**Assignment:** Every line holding the string "thần" should be copied out of the listing.

Material to process Start Marker

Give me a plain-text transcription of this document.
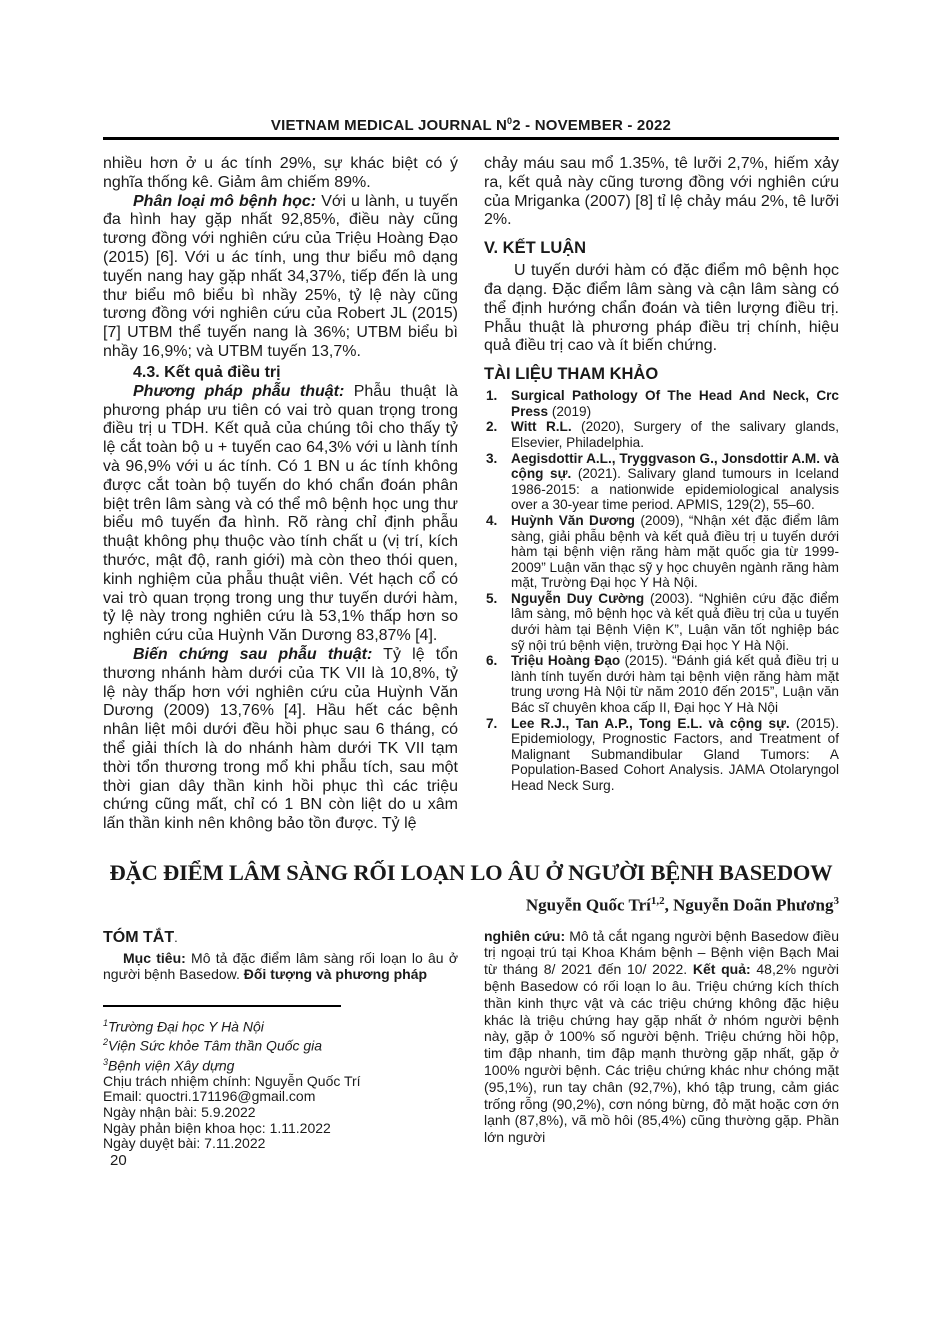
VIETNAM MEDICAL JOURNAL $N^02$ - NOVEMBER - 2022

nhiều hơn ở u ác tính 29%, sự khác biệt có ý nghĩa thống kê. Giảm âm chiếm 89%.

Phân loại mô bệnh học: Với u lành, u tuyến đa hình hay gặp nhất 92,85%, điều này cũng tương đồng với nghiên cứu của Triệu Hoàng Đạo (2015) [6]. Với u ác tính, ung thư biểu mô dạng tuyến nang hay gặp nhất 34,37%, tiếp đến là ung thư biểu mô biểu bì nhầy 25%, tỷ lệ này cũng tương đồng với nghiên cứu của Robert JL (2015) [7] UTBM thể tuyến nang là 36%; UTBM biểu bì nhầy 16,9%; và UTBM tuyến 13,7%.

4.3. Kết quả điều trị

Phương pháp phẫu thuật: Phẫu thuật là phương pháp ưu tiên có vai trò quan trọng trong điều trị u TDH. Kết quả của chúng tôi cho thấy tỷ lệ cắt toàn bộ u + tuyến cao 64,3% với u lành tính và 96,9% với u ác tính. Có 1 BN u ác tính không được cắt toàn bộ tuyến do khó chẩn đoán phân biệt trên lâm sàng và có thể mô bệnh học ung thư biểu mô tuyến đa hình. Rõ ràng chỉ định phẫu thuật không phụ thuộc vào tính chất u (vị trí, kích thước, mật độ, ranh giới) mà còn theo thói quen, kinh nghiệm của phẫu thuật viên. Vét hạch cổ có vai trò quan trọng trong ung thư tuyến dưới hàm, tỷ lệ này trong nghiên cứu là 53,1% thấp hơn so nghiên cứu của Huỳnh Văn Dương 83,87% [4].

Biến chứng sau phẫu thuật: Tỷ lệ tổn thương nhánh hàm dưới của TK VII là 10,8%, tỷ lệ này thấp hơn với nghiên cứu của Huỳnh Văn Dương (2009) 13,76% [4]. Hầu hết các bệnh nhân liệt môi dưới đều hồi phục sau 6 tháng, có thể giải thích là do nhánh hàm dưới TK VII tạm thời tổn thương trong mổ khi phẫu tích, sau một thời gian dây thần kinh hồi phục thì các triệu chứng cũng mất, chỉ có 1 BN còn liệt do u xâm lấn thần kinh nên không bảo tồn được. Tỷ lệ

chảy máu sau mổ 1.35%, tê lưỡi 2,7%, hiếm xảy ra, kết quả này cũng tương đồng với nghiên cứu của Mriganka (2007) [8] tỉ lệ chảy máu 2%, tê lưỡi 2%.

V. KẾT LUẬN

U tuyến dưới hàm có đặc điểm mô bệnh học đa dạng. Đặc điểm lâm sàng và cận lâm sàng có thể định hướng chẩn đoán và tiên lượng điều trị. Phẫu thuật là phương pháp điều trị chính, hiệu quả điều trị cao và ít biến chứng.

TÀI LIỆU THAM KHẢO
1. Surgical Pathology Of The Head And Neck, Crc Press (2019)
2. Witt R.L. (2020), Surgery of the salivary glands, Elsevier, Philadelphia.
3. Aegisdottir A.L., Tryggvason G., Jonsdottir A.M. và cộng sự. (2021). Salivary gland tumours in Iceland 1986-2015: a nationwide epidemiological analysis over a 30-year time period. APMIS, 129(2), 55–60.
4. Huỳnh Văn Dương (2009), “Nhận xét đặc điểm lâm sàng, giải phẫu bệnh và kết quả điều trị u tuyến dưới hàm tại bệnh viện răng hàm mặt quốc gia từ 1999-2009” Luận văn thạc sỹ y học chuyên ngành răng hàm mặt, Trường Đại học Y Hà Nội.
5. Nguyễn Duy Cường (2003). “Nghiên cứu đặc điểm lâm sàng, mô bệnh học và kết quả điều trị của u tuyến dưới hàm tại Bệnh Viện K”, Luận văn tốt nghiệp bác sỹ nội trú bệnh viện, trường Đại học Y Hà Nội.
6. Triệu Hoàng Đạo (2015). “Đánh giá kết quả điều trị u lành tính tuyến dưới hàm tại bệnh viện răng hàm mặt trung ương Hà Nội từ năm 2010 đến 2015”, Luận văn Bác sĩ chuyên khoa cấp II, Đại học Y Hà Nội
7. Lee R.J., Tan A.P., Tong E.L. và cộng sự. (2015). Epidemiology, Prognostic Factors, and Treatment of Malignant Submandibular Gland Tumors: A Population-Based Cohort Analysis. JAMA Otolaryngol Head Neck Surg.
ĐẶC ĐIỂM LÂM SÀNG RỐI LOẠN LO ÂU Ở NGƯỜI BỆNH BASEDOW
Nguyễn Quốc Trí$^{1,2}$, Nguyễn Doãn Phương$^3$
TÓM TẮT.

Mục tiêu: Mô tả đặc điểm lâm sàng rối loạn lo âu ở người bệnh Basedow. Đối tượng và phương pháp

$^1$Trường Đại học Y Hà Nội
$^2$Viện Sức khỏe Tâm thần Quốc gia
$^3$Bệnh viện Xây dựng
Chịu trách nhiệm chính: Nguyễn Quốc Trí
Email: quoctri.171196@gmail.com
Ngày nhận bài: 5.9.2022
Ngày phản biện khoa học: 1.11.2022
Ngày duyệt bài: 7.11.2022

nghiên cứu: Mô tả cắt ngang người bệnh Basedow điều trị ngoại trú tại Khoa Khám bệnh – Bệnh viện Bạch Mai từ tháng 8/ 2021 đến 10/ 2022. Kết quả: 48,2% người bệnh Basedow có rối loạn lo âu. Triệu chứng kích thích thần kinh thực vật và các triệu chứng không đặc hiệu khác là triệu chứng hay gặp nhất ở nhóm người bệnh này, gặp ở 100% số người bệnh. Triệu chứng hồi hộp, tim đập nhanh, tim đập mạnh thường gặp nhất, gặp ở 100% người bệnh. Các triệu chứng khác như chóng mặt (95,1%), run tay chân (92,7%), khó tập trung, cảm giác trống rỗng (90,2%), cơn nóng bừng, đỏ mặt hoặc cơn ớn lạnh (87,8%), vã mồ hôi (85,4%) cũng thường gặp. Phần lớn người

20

Material to process End Marker
Material to process Start Marker

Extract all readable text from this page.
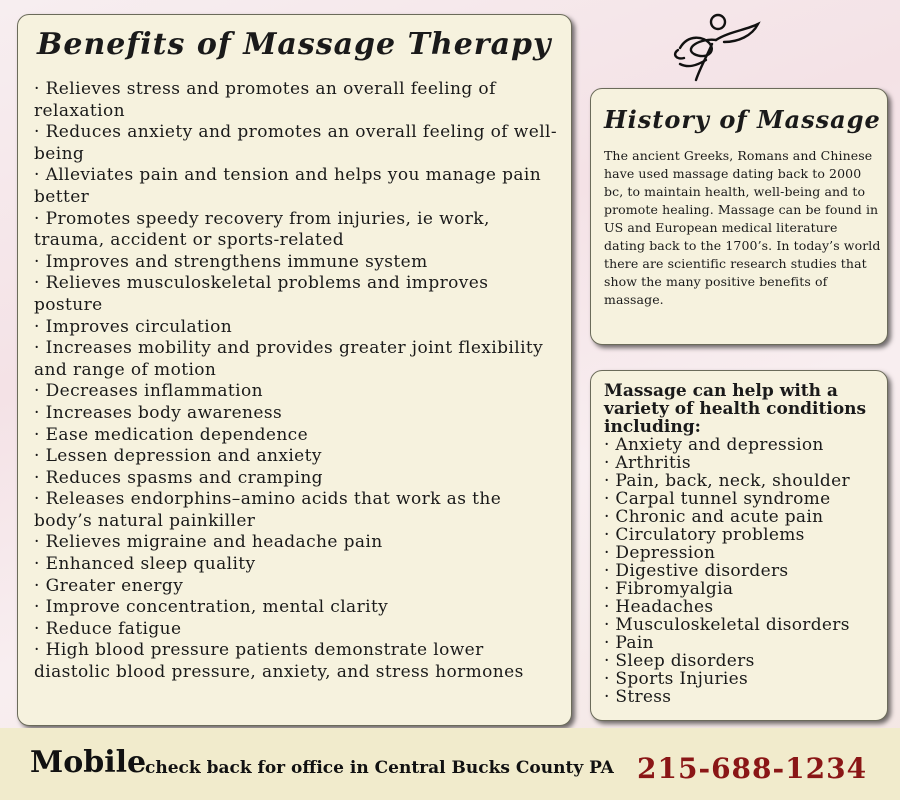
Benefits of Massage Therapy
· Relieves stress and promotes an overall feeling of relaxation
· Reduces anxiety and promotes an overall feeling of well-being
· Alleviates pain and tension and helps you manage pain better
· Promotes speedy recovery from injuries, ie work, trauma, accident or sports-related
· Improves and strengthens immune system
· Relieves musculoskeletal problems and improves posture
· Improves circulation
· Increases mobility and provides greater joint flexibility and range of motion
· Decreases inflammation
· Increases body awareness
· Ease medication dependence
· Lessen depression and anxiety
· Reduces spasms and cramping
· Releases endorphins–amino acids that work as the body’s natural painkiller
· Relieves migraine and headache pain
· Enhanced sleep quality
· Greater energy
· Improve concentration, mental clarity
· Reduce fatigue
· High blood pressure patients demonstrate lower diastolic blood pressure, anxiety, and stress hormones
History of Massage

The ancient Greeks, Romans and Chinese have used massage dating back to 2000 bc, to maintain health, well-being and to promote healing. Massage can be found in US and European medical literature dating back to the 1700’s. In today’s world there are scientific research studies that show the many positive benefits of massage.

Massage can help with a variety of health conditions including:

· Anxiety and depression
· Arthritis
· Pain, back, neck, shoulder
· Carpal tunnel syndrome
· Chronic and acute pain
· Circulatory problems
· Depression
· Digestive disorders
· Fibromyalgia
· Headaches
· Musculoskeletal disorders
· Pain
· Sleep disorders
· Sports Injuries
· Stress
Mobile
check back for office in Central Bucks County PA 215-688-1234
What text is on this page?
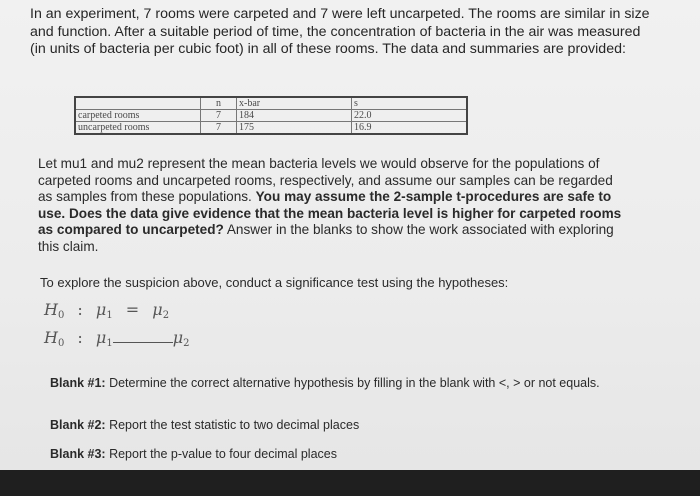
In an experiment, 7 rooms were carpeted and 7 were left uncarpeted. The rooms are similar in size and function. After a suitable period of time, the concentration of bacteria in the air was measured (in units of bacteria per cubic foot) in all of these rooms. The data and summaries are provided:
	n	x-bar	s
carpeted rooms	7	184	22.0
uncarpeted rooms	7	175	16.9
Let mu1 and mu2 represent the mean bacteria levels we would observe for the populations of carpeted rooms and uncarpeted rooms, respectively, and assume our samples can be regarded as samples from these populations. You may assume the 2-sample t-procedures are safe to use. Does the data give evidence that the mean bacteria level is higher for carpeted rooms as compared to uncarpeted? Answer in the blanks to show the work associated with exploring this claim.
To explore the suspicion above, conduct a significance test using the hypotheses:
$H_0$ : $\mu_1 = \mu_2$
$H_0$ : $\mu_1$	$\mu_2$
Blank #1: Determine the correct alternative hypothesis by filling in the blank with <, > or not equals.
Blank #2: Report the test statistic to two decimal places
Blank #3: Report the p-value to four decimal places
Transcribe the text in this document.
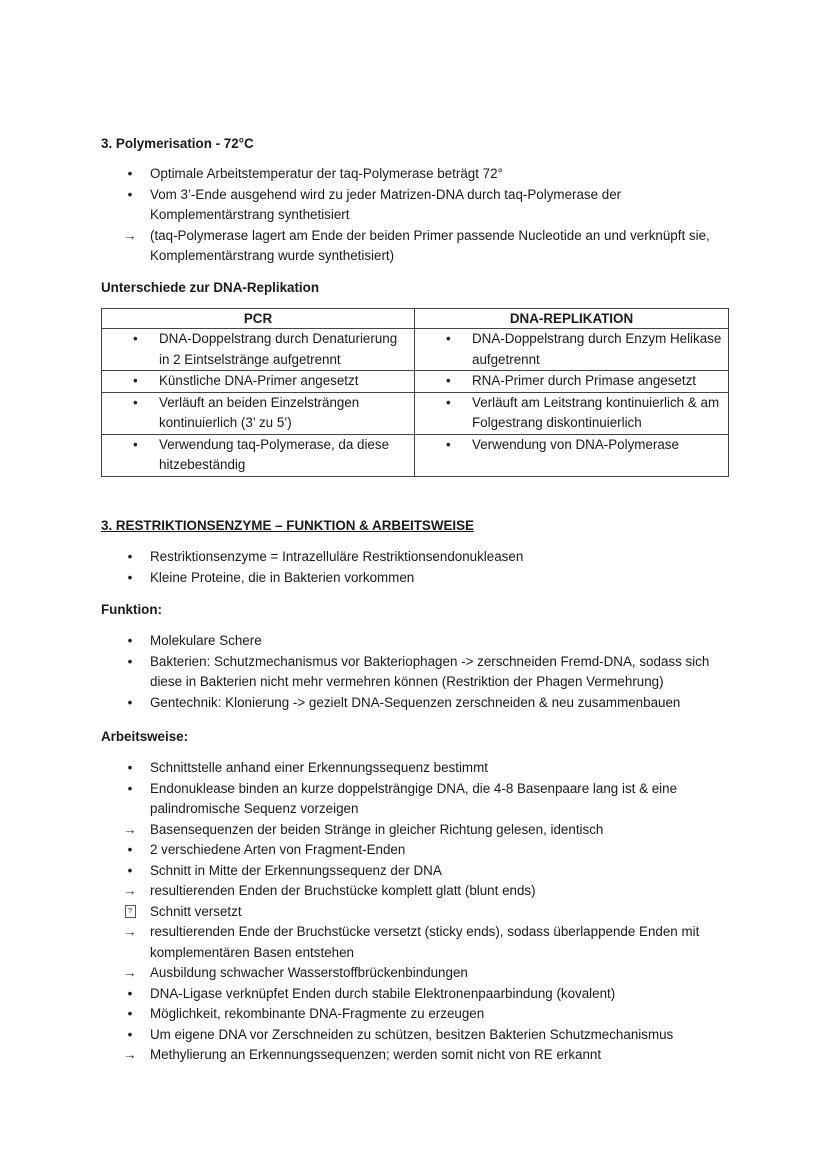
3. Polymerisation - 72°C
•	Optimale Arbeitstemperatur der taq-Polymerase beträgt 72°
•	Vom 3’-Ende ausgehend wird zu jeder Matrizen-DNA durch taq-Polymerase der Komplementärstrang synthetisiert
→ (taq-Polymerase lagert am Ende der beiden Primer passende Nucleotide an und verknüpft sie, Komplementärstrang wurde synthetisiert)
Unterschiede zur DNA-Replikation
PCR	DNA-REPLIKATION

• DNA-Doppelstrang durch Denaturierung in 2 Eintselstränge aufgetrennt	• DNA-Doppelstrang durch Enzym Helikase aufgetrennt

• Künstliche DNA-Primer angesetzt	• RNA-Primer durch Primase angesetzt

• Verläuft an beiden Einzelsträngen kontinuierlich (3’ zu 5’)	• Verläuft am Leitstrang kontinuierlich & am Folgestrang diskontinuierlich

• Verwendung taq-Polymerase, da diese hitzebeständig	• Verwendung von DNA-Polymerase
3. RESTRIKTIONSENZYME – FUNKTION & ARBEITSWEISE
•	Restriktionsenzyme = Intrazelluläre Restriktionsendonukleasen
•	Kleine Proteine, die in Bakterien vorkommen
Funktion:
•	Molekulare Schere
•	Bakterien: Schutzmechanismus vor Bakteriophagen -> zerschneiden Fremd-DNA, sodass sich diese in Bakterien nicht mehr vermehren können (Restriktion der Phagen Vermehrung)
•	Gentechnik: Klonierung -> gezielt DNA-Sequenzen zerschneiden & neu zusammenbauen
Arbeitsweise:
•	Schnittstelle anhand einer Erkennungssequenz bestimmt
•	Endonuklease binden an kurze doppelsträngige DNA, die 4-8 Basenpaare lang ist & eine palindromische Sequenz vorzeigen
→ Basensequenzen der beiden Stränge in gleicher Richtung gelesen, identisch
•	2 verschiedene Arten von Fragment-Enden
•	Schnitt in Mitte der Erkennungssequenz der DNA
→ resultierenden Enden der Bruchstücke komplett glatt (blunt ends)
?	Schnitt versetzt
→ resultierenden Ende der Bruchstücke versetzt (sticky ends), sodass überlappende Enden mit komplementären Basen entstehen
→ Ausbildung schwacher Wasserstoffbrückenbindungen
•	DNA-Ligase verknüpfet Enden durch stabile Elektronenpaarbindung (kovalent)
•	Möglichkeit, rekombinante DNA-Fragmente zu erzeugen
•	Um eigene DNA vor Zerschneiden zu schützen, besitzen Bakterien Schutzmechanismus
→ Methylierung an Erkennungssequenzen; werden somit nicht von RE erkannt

Material to process End Marker
Material to process Start Marker

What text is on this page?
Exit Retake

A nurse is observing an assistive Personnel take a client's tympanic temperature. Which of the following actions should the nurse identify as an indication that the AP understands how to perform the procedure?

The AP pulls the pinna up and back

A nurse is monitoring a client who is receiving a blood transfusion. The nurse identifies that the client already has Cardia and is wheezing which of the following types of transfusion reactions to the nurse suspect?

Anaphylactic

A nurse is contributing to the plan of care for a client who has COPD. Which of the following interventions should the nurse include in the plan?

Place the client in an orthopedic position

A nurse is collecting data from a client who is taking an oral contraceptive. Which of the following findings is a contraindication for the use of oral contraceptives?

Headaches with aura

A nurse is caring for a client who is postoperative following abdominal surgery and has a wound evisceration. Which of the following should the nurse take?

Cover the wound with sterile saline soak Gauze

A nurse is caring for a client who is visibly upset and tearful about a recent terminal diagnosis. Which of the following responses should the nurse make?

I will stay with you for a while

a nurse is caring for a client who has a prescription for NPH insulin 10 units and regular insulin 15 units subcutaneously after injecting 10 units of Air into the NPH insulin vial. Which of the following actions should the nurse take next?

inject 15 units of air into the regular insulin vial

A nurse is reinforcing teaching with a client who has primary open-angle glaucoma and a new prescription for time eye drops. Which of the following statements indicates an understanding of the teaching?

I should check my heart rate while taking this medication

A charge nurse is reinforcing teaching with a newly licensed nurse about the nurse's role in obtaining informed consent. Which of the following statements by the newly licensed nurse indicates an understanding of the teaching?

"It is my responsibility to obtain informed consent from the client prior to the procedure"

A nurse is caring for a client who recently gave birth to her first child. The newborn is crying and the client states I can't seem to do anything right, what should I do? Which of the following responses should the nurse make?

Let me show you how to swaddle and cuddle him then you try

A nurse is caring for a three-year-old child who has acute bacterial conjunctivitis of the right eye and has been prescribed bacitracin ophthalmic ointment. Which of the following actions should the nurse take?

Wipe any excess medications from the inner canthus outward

Material to process End Marker

**Exercise solution:**
Biến chứng sau phẫu thuật: Tỷ lệ tổn thương nhánh hàm dưới của TK VII là 10,8%, tỷ lệ này thấp hơn với nghiên cứu của Huỳnh Văn Dương (2009) 13,76% [4]. Hầu hết các bệnh nhân liệt môi dưới đều hồi phục sau 6 tháng, có thể giải thích là do nhánh hàm dưới TK VII tạm thời tổn thương trong mổ khi phẫu tích, sau một thời gian dây thần kinh hồi phục thì các triệu chứng cũng mất, chỉ có 1 BN còn liệt do u xâm lấn thần kinh nên không bảo tồn được. Tỷ lệ
$^2$Viện Sức khỏe Tâm thần Quốc gia
nghiên cứu: Mô tả cắt ngang người bệnh Basedow điều trị ngoại trú tại Khoa Khám bệnh – Bệnh viện Bạch Mai từ tháng 8/ 2021 đến 10/ 2022. Kết quả: 48,2% người bệnh Basedow có rối loạn lo âu. Triệu chứng kích thích thần kinh thực vật và các triệu chứng không đặc hiệu khác là triệu chứng hay gặp nhất ở nhóm người bệnh này, gặp ở 100% số người bệnh. Triệu chứng hồi hộp, tim đập nhanh, tim đập mạnh thường gặp nhất, gặp ở 100% người bệnh. Các triệu chứng khác như chóng mặt (95,1%), run tay chân (92,7%), khó tập trung, cảm giác trống rỗng (90,2%), cơn nóng bừng, đỏ mặt hoặc cơn ớn lạnh (87,8%), vã mồ hôi (85,4%) cũng thường gặp. Phần lớn người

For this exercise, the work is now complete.